*Directions*.
Output the data that follows exactly, line for line.

[Items from a figure collection]
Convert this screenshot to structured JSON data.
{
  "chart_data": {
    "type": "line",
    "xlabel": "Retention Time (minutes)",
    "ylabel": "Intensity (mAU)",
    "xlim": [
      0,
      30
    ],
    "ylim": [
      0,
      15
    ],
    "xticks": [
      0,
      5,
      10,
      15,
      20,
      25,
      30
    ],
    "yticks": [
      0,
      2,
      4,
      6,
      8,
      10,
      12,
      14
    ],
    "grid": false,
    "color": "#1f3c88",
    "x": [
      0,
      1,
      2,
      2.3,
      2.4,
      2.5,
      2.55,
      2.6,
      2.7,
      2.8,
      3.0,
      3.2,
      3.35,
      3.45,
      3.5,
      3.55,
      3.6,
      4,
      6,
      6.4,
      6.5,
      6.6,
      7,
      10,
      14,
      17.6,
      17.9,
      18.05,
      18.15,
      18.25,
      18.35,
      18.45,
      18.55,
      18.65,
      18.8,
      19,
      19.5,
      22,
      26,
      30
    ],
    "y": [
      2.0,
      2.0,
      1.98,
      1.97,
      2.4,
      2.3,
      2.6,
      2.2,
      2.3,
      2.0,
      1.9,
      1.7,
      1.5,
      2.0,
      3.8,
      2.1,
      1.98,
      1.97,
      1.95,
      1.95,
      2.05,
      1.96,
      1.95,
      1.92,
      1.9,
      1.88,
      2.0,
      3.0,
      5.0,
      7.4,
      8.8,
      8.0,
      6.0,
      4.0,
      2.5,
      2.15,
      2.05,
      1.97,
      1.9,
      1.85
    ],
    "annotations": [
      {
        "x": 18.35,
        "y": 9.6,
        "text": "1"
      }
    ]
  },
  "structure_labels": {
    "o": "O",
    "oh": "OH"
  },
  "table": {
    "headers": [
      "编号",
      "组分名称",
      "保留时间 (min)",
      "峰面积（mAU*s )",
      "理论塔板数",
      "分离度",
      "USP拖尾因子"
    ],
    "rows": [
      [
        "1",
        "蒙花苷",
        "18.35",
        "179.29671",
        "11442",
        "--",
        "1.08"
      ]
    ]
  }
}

*Written answer*.
Convert this screenshot to structured JSON data.
{
  "chart_data": {
    "type": "line",
    "xlabel": "Retention Time (minutes)",
    "ylabel": "Intensity (mAU)",
    "xlim": [
      0,
      30
    ],
    "ylim": [
      0,
      15
    ],
    "xticks": [
      0,
      5,
      10,
      15,
      20,
      25,
      30
    ],
    "yticks": [
      0,
      2,
      4,
      6,
      8,
      10,
      12,
      14
    ],
    "grid": false,
    "color": "#1f3c88",
    "x": [
      0,
      1,
      2,
      2.3,
      2.4,
      2.5,
      2.55,
      2.6,
      2.7,
      2.8,
      3.0,
      3.2,
      3.35,
      3.45,
      3.5,
      3.55,
      3.6,
      4,
      6,
      6.4,
      6.5,
      6.6,
      7,
      10,
      14,
      17.6,
      17.9,
      18.05,
      18.15,
      18.25,
      18.35,
      18.45,
      18.55,
      18.65,
      18.8,
      19,
      19.5,
      22,
      26,
      30
    ],
    "y": [
      2.0,
      2.0,
      1.98,
      1.97,
      2.4,
      2.3,
      2.6,
      2.2,
      2.3,
      2.0,
      1.9,
      1.7,
      1.5,
      2.0,
      3.8,
      2.1,
      1.98,
      1.97,
      1.95,
      1.95,
      2.05,
      1.96,
      1.95,
      1.92,
      1.9,
      1.88,
      2.0,
      3.0,
      5.0,
      7.4,
      8.8,
      8.0,
      6.0,
      4.0,
      2.5,
      2.15,
      2.05,
      1.97,
      1.9,
      1.85
    ],
    "annotations": [
      {
        "x": 18.35,
        "y": 9.6,
        "text": "1"
      }
    ]
  },
  "structure_labels": {
    "o": "O",
    "oh": "OH"
  },
  "table": {
    "headers": [
      "编号",
      "组分名称",
      "保留时间 (min)",
      "峰面积（mAU*s )",
      "理论塔板数",
      "分离度",
      "USP拖尾因子"
    ],
    "rows": [
      [
        "1",
        "蒙花苷",
        "18.35",
        "179.29671",
        "11442",
        "--",
        "1.08"
      ]
    ]
  }
}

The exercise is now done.